* _Exercise prompt_
Reproduce each of the lines below word for word, leaving out the pictures.

* _Record extracts_
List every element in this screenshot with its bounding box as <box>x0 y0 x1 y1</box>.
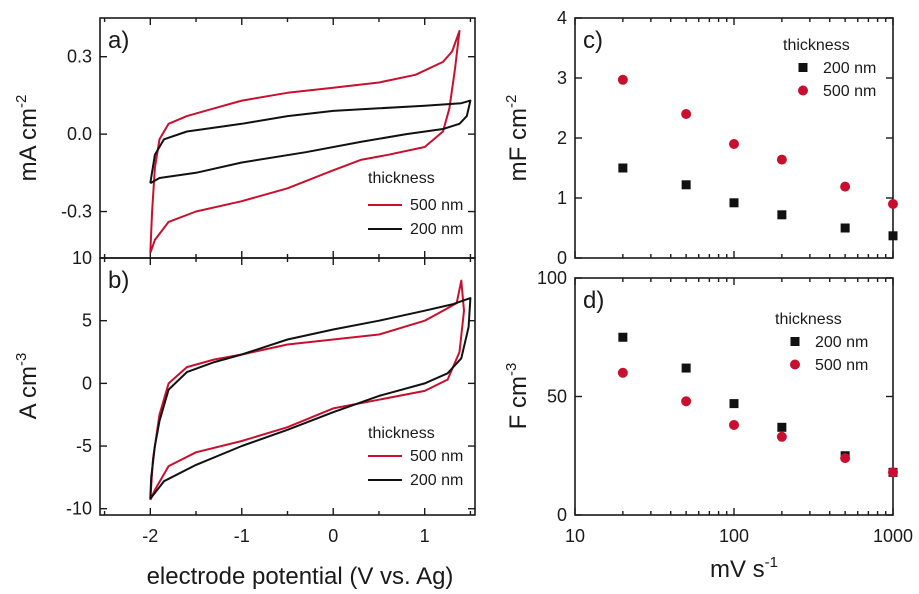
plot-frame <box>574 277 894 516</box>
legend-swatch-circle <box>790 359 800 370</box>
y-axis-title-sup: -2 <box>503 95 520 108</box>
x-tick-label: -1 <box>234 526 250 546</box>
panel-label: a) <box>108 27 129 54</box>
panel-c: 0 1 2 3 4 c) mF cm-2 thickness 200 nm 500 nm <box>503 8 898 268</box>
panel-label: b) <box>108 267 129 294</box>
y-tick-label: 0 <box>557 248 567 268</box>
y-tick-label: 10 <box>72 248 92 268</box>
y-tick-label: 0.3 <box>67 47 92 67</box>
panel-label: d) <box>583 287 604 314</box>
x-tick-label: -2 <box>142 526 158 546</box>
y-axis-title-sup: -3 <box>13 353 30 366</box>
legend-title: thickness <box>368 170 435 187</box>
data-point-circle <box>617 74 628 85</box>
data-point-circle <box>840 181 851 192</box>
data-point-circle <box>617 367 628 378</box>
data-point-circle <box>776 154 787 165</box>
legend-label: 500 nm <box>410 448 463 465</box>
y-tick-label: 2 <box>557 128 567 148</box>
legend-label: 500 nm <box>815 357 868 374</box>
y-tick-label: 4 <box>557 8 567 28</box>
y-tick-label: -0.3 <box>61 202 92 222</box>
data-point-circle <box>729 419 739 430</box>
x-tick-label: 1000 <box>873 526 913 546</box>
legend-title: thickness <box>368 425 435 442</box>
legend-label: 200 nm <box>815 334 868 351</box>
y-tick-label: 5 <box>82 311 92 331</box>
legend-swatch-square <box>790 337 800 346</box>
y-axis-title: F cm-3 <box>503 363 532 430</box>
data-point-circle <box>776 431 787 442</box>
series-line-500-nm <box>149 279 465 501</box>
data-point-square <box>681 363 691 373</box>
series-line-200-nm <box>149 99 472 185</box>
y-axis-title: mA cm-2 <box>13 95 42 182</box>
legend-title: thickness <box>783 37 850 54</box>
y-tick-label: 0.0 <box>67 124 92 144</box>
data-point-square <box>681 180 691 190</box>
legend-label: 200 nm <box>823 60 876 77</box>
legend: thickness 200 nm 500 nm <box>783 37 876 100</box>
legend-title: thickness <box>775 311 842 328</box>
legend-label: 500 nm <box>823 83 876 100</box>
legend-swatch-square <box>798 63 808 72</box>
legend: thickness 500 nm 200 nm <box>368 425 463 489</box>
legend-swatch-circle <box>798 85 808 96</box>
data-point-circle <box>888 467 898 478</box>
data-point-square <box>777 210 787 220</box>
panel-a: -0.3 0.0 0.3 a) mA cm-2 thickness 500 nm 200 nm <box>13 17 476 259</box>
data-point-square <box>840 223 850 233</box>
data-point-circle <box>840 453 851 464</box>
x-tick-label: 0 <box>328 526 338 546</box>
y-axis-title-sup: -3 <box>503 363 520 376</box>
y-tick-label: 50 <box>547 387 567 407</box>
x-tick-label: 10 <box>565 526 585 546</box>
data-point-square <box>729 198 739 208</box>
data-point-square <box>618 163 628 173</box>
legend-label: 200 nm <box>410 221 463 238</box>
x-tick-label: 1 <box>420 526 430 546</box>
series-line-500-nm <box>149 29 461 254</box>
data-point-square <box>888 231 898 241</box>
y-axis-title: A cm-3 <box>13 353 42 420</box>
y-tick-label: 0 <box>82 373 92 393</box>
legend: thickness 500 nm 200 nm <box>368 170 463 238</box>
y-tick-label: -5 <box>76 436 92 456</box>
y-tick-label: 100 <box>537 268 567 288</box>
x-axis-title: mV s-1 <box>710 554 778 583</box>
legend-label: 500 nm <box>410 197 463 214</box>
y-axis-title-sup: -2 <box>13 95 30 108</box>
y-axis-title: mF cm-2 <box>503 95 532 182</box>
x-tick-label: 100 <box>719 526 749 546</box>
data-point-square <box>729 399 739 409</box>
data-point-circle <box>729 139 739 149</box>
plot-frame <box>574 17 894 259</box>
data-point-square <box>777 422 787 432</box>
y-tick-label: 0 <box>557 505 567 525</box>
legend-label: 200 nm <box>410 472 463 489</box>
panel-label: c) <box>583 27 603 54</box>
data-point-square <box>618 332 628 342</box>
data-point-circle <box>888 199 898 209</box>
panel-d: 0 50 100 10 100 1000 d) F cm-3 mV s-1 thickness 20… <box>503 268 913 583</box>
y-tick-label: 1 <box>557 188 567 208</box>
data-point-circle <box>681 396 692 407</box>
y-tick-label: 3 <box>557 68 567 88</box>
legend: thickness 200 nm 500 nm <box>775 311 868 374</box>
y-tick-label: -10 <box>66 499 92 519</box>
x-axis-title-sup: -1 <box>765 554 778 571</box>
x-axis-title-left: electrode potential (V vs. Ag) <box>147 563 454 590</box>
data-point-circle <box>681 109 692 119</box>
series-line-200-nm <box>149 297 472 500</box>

* _Result of the task_
List every element in this screenshot with its bounding box as <box>x0 y0 x1 y1</box>.
plot-frame <box>574 277 894 516</box>
legend-swatch-circle <box>790 359 800 370</box>
y-axis-title-sup: -2 <box>503 95 520 108</box>
x-tick-label: -1 <box>234 526 250 546</box>
panel-label: a) <box>108 27 129 54</box>
panel-c: 0 1 2 3 4 c) mF cm-2 thickness 200 nm 500 nm <box>503 8 898 268</box>
panel-label: b) <box>108 267 129 294</box>
y-tick-label: 0 <box>557 248 567 268</box>
y-tick-label: 10 <box>72 248 92 268</box>
y-tick-label: 0.3 <box>67 47 92 67</box>
panel-label: d) <box>583 287 604 314</box>
x-tick-label: -2 <box>142 526 158 546</box>
y-axis-title-sup: -3 <box>13 353 30 366</box>
legend-title: thickness <box>368 170 435 187</box>
data-point-circle <box>617 74 628 85</box>
data-point-circle <box>840 181 851 192</box>
data-point-circle <box>617 367 628 378</box>
data-point-circle <box>776 154 787 165</box>
legend-label: 500 nm <box>410 448 463 465</box>
y-tick-label: 2 <box>557 128 567 148</box>
legend-label: 500 nm <box>815 357 868 374</box>
y-tick-label: 4 <box>557 8 567 28</box>
y-tick-label: -0.3 <box>61 202 92 222</box>
data-point-circle <box>729 419 739 430</box>
x-tick-label: 1000 <box>873 526 913 546</box>
legend-title: thickness <box>368 425 435 442</box>
legend-label: 200 nm <box>815 334 868 351</box>
y-tick-label: 5 <box>82 311 92 331</box>
legend-swatch-square <box>790 337 800 346</box>
y-axis-title: F cm-3 <box>503 363 532 430</box>
data-point-circle <box>776 431 787 442</box>
series-line-500-nm <box>149 279 465 501</box>
data-point-square <box>681 363 691 373</box>
series-line-200-nm <box>149 99 472 185</box>
y-axis-title: mA cm-2 <box>13 95 42 182</box>
legend-title: thickness <box>783 37 850 54</box>
y-tick-label: 0.0 <box>67 124 92 144</box>
data-point-square <box>681 180 691 190</box>
legend-label: 200 nm <box>823 60 876 77</box>
legend: thickness 200 nm 500 nm <box>783 37 876 100</box>
legend-title: thickness <box>775 311 842 328</box>
legend-label: 500 nm <box>823 83 876 100</box>
legend-swatch-square <box>798 63 808 72</box>
legend: thickness 500 nm 200 nm <box>368 425 463 489</box>
legend-swatch-circle <box>798 85 808 96</box>
data-point-circle <box>888 467 898 478</box>
data-point-square <box>777 210 787 220</box>
panel-a: -0.3 0.0 0.3 a) mA cm-2 thickness 500 nm 200 nm <box>13 17 476 259</box>
data-point-square <box>840 223 850 233</box>
data-point-circle <box>840 453 851 464</box>
x-tick-label: 0 <box>328 526 338 546</box>
y-axis-title-sup: -3 <box>503 363 520 376</box>
y-tick-label: 50 <box>547 387 567 407</box>
x-tick-label: 10 <box>565 526 585 546</box>
data-point-square <box>729 198 739 208</box>
data-point-square <box>618 163 628 173</box>
legend-label: 200 nm <box>410 221 463 238</box>
x-tick-label: 1 <box>420 526 430 546</box>
series-line-500-nm <box>149 29 461 254</box>
data-point-square <box>888 231 898 241</box>
y-axis-title: A cm-3 <box>13 353 42 420</box>
y-tick-label: 0 <box>82 373 92 393</box>
legend: thickness 500 nm 200 nm <box>368 170 463 238</box>
y-tick-label: -5 <box>76 436 92 456</box>
y-tick-label: 100 <box>537 268 567 288</box>
x-axis-title: mV s-1 <box>710 554 778 583</box>
legend-label: 500 nm <box>410 197 463 214</box>
y-axis-title-sup: -2 <box>13 95 30 108</box>
y-axis-title: mF cm-2 <box>503 95 532 182</box>
x-tick-label: 100 <box>719 526 749 546</box>
data-point-square <box>729 399 739 409</box>
data-point-circle <box>729 139 739 149</box>
plot-frame <box>574 17 894 259</box>
data-point-square <box>777 422 787 432</box>
y-tick-label: 0 <box>557 505 567 525</box>
legend-label: 200 nm <box>410 472 463 489</box>
panel-label: c) <box>583 27 603 54</box>
data-point-square <box>618 332 628 342</box>
data-point-circle <box>888 199 898 209</box>
panel-d: 0 50 100 10 100 1000 d) F cm-3 mV s-1 thickness 20… <box>503 268 913 583</box>
y-tick-label: 1 <box>557 188 567 208</box>
data-point-circle <box>681 396 692 407</box>
y-tick-label: 3 <box>557 68 567 88</box>
legend: thickness 200 nm 500 nm <box>775 311 868 374</box>
y-tick-label: -10 <box>66 499 92 519</box>
x-axis-title-sup: -1 <box>765 554 778 571</box>
x-axis-title-left: electrode potential (V vs. Ag) <box>147 563 454 590</box>
data-point-circle <box>681 109 692 119</box>
series-line-200-nm <box>149 297 472 500</box>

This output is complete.